Figure collection entries:
=-=-=
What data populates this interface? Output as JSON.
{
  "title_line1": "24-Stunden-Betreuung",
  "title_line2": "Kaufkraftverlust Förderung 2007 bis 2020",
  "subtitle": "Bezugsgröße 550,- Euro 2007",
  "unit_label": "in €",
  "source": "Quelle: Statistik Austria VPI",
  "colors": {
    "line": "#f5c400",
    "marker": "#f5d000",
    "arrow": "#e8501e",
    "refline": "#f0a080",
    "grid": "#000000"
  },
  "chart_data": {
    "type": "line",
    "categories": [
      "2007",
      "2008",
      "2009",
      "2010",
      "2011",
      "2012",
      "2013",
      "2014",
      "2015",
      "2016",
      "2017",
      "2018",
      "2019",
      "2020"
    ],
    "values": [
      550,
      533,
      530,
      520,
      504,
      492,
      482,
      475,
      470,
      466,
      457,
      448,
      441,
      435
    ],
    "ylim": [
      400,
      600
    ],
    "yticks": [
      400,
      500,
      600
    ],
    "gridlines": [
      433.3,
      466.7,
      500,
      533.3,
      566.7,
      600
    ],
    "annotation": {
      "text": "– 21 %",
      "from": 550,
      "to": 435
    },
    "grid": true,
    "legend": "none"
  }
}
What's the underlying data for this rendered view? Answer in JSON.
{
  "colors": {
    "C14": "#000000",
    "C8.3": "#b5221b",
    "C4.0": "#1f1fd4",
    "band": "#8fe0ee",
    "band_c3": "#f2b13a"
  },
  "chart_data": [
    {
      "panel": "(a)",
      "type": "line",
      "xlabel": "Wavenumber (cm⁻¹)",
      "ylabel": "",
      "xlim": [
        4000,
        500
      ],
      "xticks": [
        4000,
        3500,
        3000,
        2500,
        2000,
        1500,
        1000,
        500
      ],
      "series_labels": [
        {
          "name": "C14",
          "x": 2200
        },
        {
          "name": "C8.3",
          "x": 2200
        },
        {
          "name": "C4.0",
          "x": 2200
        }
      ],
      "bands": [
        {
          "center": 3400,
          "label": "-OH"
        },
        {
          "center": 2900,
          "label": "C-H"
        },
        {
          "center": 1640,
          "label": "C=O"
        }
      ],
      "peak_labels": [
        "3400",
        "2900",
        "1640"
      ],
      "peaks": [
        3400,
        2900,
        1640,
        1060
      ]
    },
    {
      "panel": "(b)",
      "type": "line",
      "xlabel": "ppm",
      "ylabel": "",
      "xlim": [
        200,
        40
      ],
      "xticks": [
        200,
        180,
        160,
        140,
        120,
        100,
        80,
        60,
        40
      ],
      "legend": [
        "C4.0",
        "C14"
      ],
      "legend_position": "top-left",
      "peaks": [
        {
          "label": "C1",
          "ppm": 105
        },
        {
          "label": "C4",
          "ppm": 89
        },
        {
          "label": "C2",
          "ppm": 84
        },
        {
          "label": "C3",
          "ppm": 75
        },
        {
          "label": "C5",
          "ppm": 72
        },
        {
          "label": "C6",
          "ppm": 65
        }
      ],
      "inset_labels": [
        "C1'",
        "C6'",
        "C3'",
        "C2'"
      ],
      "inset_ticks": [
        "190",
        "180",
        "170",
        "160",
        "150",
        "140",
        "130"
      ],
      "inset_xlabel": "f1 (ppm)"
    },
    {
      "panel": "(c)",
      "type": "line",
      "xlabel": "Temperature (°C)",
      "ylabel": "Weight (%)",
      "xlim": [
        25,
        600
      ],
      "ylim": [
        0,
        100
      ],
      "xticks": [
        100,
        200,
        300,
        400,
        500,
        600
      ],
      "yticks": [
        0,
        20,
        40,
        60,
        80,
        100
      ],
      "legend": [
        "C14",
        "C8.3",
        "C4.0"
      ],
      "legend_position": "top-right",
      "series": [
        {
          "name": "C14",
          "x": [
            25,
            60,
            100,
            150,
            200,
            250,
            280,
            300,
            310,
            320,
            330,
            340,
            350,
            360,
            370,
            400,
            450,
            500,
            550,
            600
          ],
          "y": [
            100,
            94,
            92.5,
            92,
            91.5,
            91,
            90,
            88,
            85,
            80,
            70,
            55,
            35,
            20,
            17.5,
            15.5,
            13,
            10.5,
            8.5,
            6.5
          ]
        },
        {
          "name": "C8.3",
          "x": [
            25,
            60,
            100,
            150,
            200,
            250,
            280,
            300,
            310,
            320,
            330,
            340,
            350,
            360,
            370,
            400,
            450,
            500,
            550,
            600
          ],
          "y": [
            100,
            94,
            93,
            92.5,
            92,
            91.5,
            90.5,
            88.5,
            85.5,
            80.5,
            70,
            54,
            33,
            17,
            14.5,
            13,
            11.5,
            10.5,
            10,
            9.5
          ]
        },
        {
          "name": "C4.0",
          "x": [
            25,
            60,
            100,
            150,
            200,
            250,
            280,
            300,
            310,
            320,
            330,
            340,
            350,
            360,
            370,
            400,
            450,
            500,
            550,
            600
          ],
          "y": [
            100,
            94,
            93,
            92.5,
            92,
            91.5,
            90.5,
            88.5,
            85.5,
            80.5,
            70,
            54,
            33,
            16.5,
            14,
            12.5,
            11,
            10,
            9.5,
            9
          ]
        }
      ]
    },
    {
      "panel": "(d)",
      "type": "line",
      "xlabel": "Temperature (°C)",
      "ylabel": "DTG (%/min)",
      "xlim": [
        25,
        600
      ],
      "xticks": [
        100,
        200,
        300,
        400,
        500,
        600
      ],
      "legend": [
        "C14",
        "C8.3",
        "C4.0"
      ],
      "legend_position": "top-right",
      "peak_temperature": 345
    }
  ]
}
=-=-=
_What is asked_: Extract the complete listing above, reproducing each line exactly.

_Solution to this problem_:
What data populates this interface? Output as JSON.
{
  "title_line1": "24-Stunden-Betreuung",
  "title_line2": "Kaufkraftverlust Förderung 2007 bis 2020",
  "subtitle": "Bezugsgröße 550,- Euro 2007",
  "unit_label": "in €",
  "source": "Quelle: Statistik Austria VPI",
  "colors": {
    "line": "#f5c400",
    "marker": "#f5d000",
    "arrow": "#e8501e",
    "refline": "#f0a080",
    "grid": "#000000"
  },
  "chart_data": {
    "type": "line",
    "categories": [
      "2007",
      "2008",
      "2009",
      "2010",
      "2011",
      "2012",
      "2013",
      "2014",
      "2015",
      "2016",
      "2017",
      "2018",
      "2019",
      "2020"
    ],
    "values": [
      550,
      533,
      530,
      520,
      504,
      492,
      482,
      475,
      470,
      466,
      457,
      448,
      441,
      435
    ],
    "ylim": [
      400,
      600
    ],
    "yticks": [
      400,
      500,
      600
    ],
    "gridlines": [
      433.3,
      466.7,
      500,
      533.3,
      566.7,
      600
    ],
    "annotation": {
      "text": "– 21 %",
      "from": 550,
      "to": 435
    },
    "grid": true,
    "legend": "none"
  }
}
What's the underlying data for this rendered view? Answer in JSON.
{
  "colors": {
    "C14": "#000000",
    "C8.3": "#b5221b",
    "C4.0": "#1f1fd4",
    "band": "#8fe0ee",
    "band_c3": "#f2b13a"
  },
  "chart_data": [
    {
      "panel": "(a)",
      "type": "line",
      "xlabel": "Wavenumber (cm⁻¹)",
      "ylabel": "",
      "xlim": [
        4000,
        500
      ],
      "xticks": [
        4000,
        3500,
        3000,
        2500,
        2000,
        1500,
        1000,
        500
      ],
      "series_labels": [
        {
          "name": "C14",
          "x": 2200
        },
        {
          "name": "C8.3",
          "x": 2200
        },
        {
          "name": "C4.0",
          "x": 2200
        }
      ],
      "bands": [
        {
          "center": 3400,
          "label": "-OH"
        },
        {
          "center": 2900,
          "label": "C-H"
        },
        {
          "center": 1640,
          "label": "C=O"
        }
      ],
      "peak_labels": [
        "3400",
        "2900",
        "1640"
      ],
      "peaks": [
        3400,
        2900,
        1640,
        1060
      ]
    },
    {
      "panel": "(b)",
      "type": "line",
      "xlabel": "ppm",
      "ylabel": "",
      "xlim": [
        200,
        40
      ],
      "xticks": [
        200,
        180,
        160,
        140,
        120,
        100,
        80,
        60,
        40
      ],
      "legend": [
        "C4.0",
        "C14"
      ],
      "legend_position": "top-left",
      "peaks": [
        {
          "label": "C1",
          "ppm": 105
        },
        {
          "label": "C4",
          "ppm": 89
        },
        {
          "label": "C2",
          "ppm": 84
        },
        {
          "label": "C3",
          "ppm": 75
        },
        {
          "label": "C5",
          "ppm": 72
        },
        {
          "label": "C6",
          "ppm": 65
        }
      ],
      "inset_labels": [
        "C1'",
        "C6'",
        "C3'",
        "C2'"
      ],
      "inset_ticks": [
        "190",
        "180",
        "170",
        "160",
        "150",
        "140",
        "130"
      ],
      "inset_xlabel": "f1 (ppm)"
    },
    {
      "panel": "(c)",
      "type": "line",
      "xlabel": "Temperature (°C)",
      "ylabel": "Weight (%)",
      "xlim": [
        25,
        600
      ],
      "ylim": [
        0,
        100
      ],
      "xticks": [
        100,
        200,
        300,
        400,
        500,
        600
      ],
      "yticks": [
        0,
        20,
        40,
        60,
        80,
        100
      ],
      "legend": [
        "C14",
        "C8.3",
        "C4.0"
      ],
      "legend_position": "top-right",
      "series": [
        {
          "name": "C14",
          "x": [
            25,
            60,
            100,
            150,
            200,
            250,
            280,
            300,
            310,
            320,
            330,
            340,
            350,
            360,
            370,
            400,
            450,
            500,
            550,
            600
          ],
          "y": [
            100,
            94,
            92.5,
            92,
            91.5,
            91,
            90,
            88,
            85,
            80,
            70,
            55,
            35,
            20,
            17.5,
            15.5,
            13,
            10.5,
            8.5,
            6.5
          ]
        },
        {
          "name": "C8.3",
          "x": [
            25,
            60,
            100,
            150,
            200,
            250,
            280,
            300,
            310,
            320,
            330,
            340,
            350,
            360,
            370,
            400,
            450,
            500,
            550,
            600
          ],
          "y": [
            100,
            94,
            93,
            92.5,
            92,
            91.5,
            90.5,
            88.5,
            85.5,
            80.5,
            70,
            54,
            33,
            17,
            14.5,
            13,
            11.5,
            10.5,
            10,
            9.5
          ]
        },
        {
          "name": "C4.0",
          "x": [
            25,
            60,
            100,
            150,
            200,
            250,
            280,
            300,
            310,
            320,
            330,
            340,
            350,
            360,
            370,
            400,
            450,
            500,
            550,
            600
          ],
          "y": [
            100,
            94,
            93,
            92.5,
            92,
            91.5,
            90.5,
            88.5,
            85.5,
            80.5,
            70,
            54,
            33,
            16.5,
            14,
            12.5,
            11,
            10,
            9.5,
            9
          ]
        }
      ]
    },
    {
      "panel": "(d)",
      "type": "line",
      "xlabel": "Temperature (°C)",
      "ylabel": "DTG (%/min)",
      "xlim": [
        25,
        600
      ],
      "xticks": [
        100,
        200,
        300,
        400,
        500,
        600
      ],
      "legend": [
        "C14",
        "C8.3",
        "C4.0"
      ],
      "legend_position": "top-right",
      "peak_temperature": 345
    }
  ]
}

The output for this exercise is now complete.